WORK TO DO » In your copy, include every line of the listing below exactly but none of the pictures.
[START]
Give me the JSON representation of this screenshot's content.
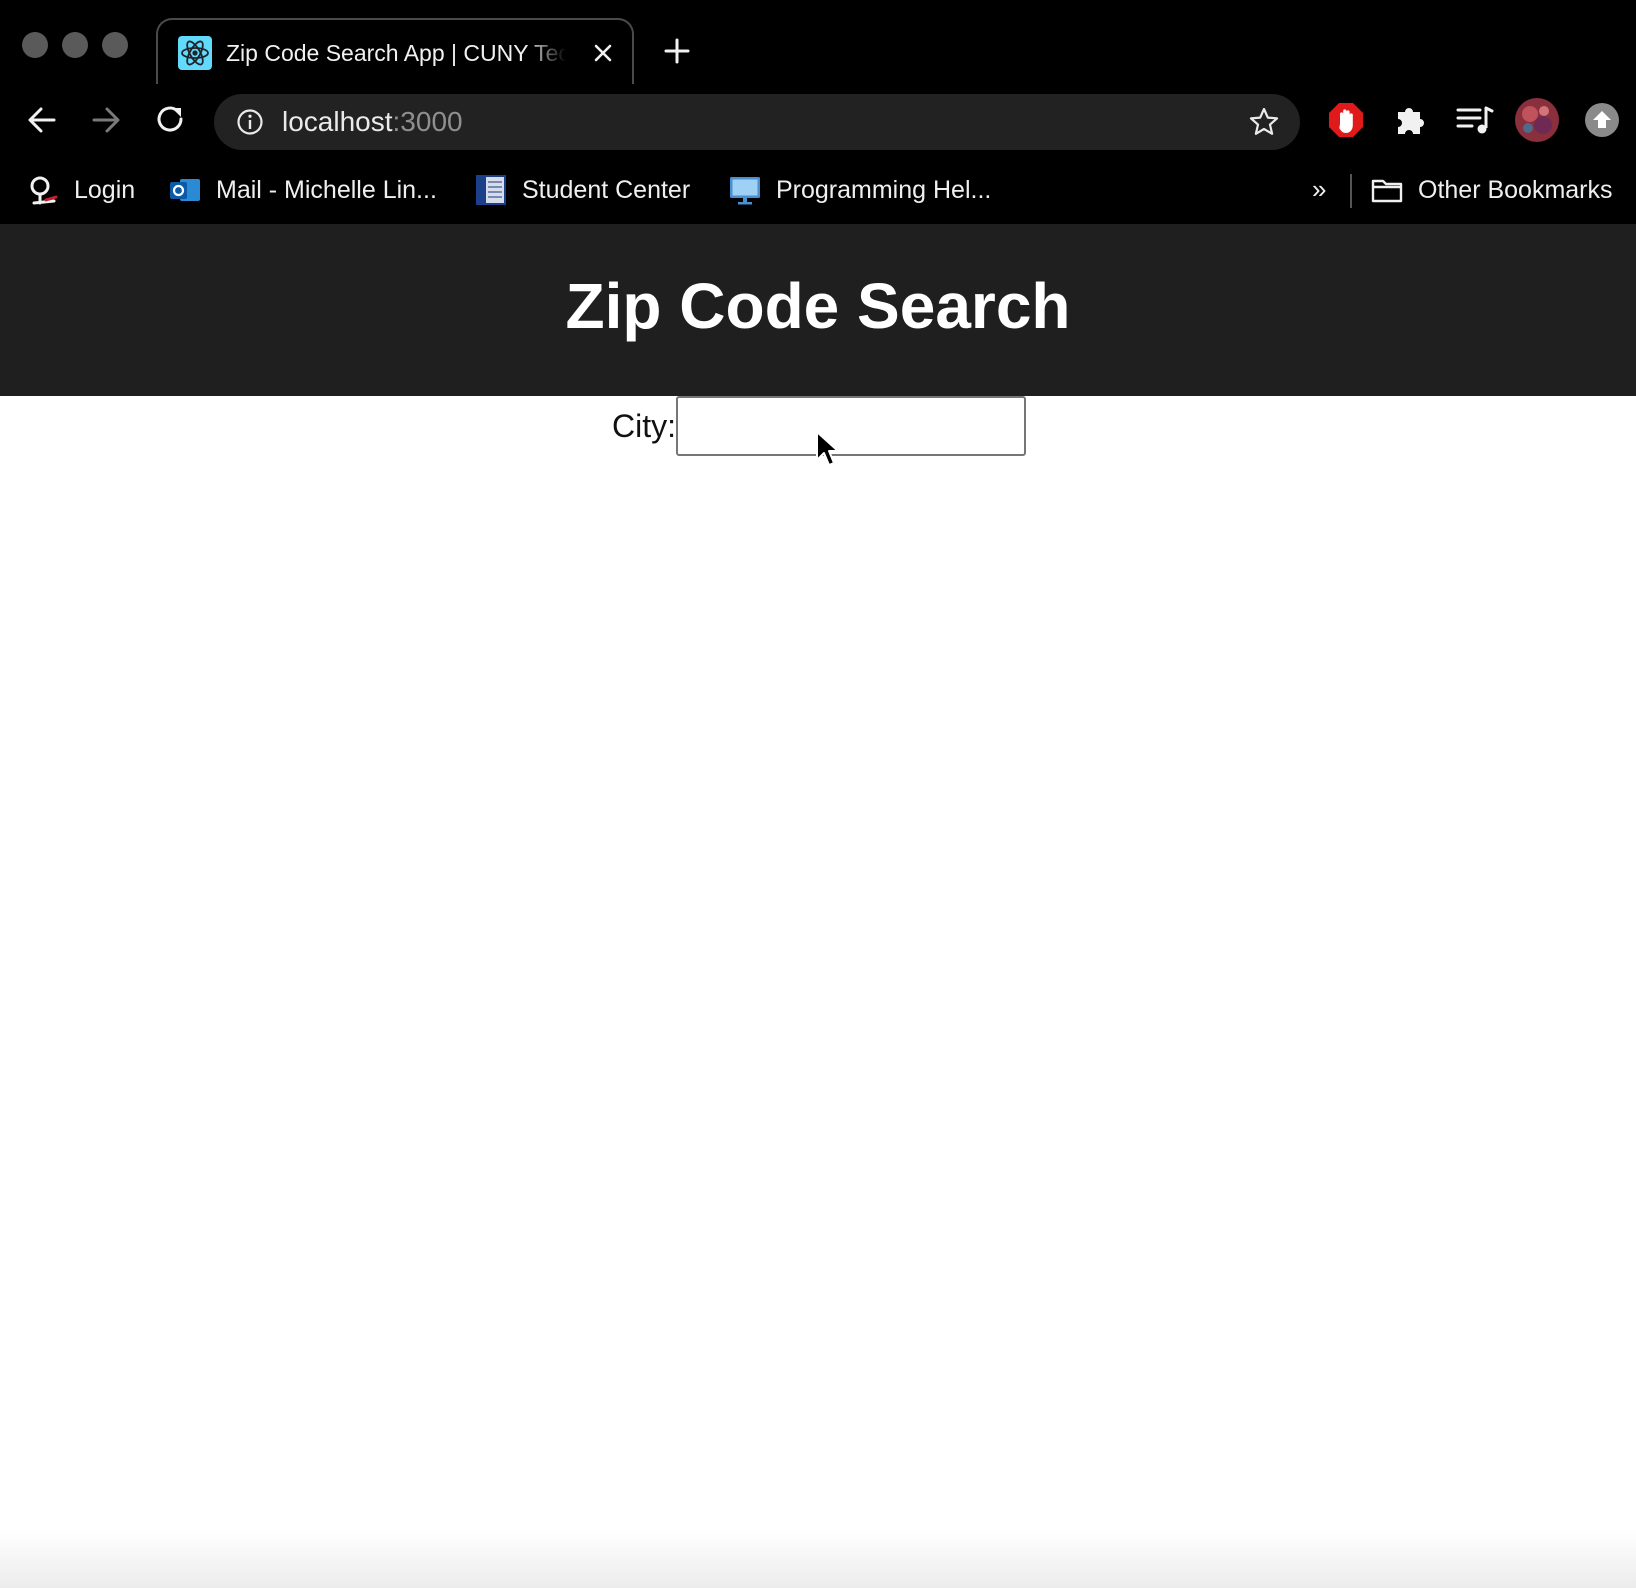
{
  "tab": {
    "title": "Zip Code Search App | CUNY Tech Prep",
    "favicon": "react-atom-icon"
  },
  "address_bar": {
    "host": "localhost",
    "port": ":3000"
  },
  "bookmarks": {
    "items": [
      {
        "label": "Login",
        "icon": "login-favicon-icon"
      },
      {
        "label": "Mail - Michelle Lin...",
        "icon": "outlook-icon"
      },
      {
        "label": "Student Center",
        "icon": "student-center-icon"
      },
      {
        "label": "Programming Hel...",
        "icon": "monitor-icon"
      }
    ],
    "more_label": "»",
    "other_label": "Other Bookmarks"
  },
  "app": {
    "title": "Zip Code Search",
    "city_label": "City:",
    "city_value": ""
  },
  "colors": {
    "header_bg": "#1f1f1f",
    "chrome_bg": "#000000",
    "react_blue": "#61dafb",
    "adblock_red": "#e0191b"
  }
}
[END]
EXERCISE RESPONSE »
Give me the JSON representation of this screenshot's content.
{
  "tab": {
    "title": "Zip Code Search App | CUNY Tech Prep",
    "favicon": "react-atom-icon"
  },
  "address_bar": {
    "host": "localhost",
    "port": ":3000"
  },
  "bookmarks": {
    "items": [
      {
        "label": "Login",
        "icon": "login-favicon-icon"
      },
      {
        "label": "Mail - Michelle Lin...",
        "icon": "outlook-icon"
      },
      {
        "label": "Student Center",
        "icon": "student-center-icon"
      },
      {
        "label": "Programming Hel...",
        "icon": "monitor-icon"
      }
    ],
    "more_label": "»",
    "other_label": "Other Bookmarks"
  },
  "app": {
    "title": "Zip Code Search",
    "city_label": "City:",
    "city_value": ""
  },
  "colors": {
    "header_bg": "#1f1f1f",
    "chrome_bg": "#000000",
    "react_blue": "#61dafb",
    "adblock_red": "#e0191b"
  }
}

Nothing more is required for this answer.